Job: Copy the records below from the start through the line containing "required-asterisk: * xyxy=(584,64,596,88)", swapping "Zip Code" for "Postal Code" and changing nothing else.

Entries:
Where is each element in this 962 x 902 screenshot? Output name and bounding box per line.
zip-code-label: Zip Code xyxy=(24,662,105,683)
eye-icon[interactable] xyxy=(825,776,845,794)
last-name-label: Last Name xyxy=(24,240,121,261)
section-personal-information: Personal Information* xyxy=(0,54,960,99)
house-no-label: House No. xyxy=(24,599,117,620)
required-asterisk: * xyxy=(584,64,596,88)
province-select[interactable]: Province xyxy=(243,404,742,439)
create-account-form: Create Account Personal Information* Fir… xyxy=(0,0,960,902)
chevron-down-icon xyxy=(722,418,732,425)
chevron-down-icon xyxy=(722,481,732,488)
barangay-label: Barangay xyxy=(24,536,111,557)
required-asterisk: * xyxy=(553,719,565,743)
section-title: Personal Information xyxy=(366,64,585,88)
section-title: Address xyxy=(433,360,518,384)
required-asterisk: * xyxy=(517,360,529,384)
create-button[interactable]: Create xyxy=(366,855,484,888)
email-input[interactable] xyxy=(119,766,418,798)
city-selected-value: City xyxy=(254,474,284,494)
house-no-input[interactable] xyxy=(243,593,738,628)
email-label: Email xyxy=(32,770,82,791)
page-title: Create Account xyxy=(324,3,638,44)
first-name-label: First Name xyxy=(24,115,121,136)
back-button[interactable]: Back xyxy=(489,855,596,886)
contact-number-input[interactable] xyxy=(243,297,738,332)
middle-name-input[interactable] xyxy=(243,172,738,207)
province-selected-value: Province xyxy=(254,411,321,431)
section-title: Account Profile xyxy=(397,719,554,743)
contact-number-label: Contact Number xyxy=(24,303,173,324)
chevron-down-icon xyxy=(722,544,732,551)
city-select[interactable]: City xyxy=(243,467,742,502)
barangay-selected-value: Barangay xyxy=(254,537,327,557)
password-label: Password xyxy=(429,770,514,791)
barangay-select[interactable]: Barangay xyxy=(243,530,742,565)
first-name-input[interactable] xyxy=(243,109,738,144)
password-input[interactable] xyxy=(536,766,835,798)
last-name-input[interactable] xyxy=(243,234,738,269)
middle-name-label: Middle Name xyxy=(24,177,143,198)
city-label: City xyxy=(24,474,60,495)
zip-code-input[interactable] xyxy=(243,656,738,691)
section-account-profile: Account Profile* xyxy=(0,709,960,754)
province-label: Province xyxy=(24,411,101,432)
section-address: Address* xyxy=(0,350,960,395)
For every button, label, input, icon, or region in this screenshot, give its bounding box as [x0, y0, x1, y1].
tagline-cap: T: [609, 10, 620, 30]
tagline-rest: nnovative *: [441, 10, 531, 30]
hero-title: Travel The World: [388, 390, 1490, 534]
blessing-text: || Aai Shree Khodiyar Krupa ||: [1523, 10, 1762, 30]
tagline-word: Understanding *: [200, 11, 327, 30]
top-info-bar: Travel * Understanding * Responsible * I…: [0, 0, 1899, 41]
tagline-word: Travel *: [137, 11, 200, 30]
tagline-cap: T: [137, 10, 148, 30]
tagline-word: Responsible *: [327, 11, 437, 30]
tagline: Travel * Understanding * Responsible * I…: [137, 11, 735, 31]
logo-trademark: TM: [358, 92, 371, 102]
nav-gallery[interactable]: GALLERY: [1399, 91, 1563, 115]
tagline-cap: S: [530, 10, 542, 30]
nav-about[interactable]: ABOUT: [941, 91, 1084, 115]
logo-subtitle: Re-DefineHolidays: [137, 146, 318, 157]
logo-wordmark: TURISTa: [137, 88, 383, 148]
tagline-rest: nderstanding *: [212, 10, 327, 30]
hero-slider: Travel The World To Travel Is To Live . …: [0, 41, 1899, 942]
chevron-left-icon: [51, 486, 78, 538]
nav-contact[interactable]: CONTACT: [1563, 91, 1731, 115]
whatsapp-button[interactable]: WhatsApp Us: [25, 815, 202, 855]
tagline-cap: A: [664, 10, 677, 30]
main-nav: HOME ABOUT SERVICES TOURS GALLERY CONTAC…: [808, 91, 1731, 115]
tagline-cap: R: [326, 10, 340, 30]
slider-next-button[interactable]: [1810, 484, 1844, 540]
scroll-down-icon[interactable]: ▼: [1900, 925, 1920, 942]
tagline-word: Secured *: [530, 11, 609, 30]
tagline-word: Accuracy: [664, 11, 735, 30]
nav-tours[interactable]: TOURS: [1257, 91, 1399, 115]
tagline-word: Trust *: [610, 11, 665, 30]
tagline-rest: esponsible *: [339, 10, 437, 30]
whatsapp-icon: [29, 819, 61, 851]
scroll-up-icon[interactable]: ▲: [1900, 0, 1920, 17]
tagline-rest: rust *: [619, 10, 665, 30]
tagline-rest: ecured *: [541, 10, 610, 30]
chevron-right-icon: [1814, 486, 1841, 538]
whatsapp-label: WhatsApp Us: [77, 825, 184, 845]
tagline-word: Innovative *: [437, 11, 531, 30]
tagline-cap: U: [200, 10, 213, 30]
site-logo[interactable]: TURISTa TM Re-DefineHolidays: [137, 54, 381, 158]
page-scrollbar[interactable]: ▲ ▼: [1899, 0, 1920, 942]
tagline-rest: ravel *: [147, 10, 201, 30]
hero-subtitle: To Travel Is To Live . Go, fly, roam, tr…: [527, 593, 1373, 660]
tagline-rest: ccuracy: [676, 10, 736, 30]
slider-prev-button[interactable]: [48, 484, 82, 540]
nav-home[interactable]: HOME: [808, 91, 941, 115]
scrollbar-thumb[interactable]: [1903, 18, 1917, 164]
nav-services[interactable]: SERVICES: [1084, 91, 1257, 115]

Answer to the problem:
Where is each element in this 962 x 902 screenshot? Output name and bounding box per line.
zip-code-label: Postal Code xyxy=(24,662,105,683)
eye-icon[interactable] xyxy=(825,776,845,794)
last-name-label: Last Name xyxy=(24,240,121,261)
section-personal-information: Personal Information* xyxy=(0,54,960,99)
house-no-label: House No. xyxy=(24,599,117,620)
required-asterisk: * xyxy=(584,64,596,88)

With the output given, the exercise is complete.